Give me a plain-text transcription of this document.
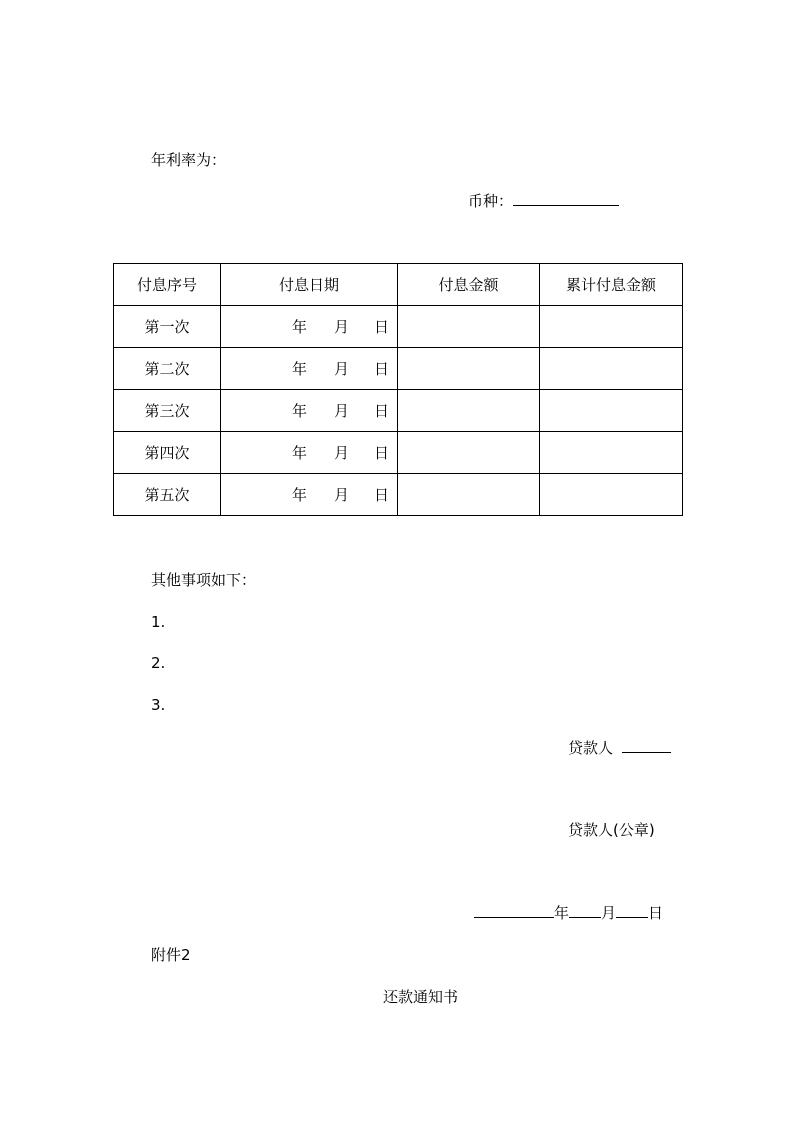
年利率为：
币种：
付息序号	付息日期	付息金额	累计付息金额
第一次	年 月 日		

第二次	年 月 日		

第三次	年 月 日		

第四次	年 月 日		

第五次	年 月 日		

其他事项如下：
1.
2.
3.
贷款人
贷款人(公章)
年 月 日
附件2
还款通知书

○ ○ ○ ○ ○ ○ ○

### WORK TO COMPLETE
Do not include the images; transcribe the rest of the listing exactly.

### CORRECT RESULT
Give me a plain-text transcription of this document.
年利率为：
币种：
付息序号	付息日期	付息金额	累计付息金额
第一次	年 月 日		

第二次	年 月 日		

第三次	年 月 日		

第四次	年 月 日		

第五次	年 月 日		

其他事项如下：
1.
2.
3.
贷款人
贷款人(公章)
年 月 日
附件2
还款通知书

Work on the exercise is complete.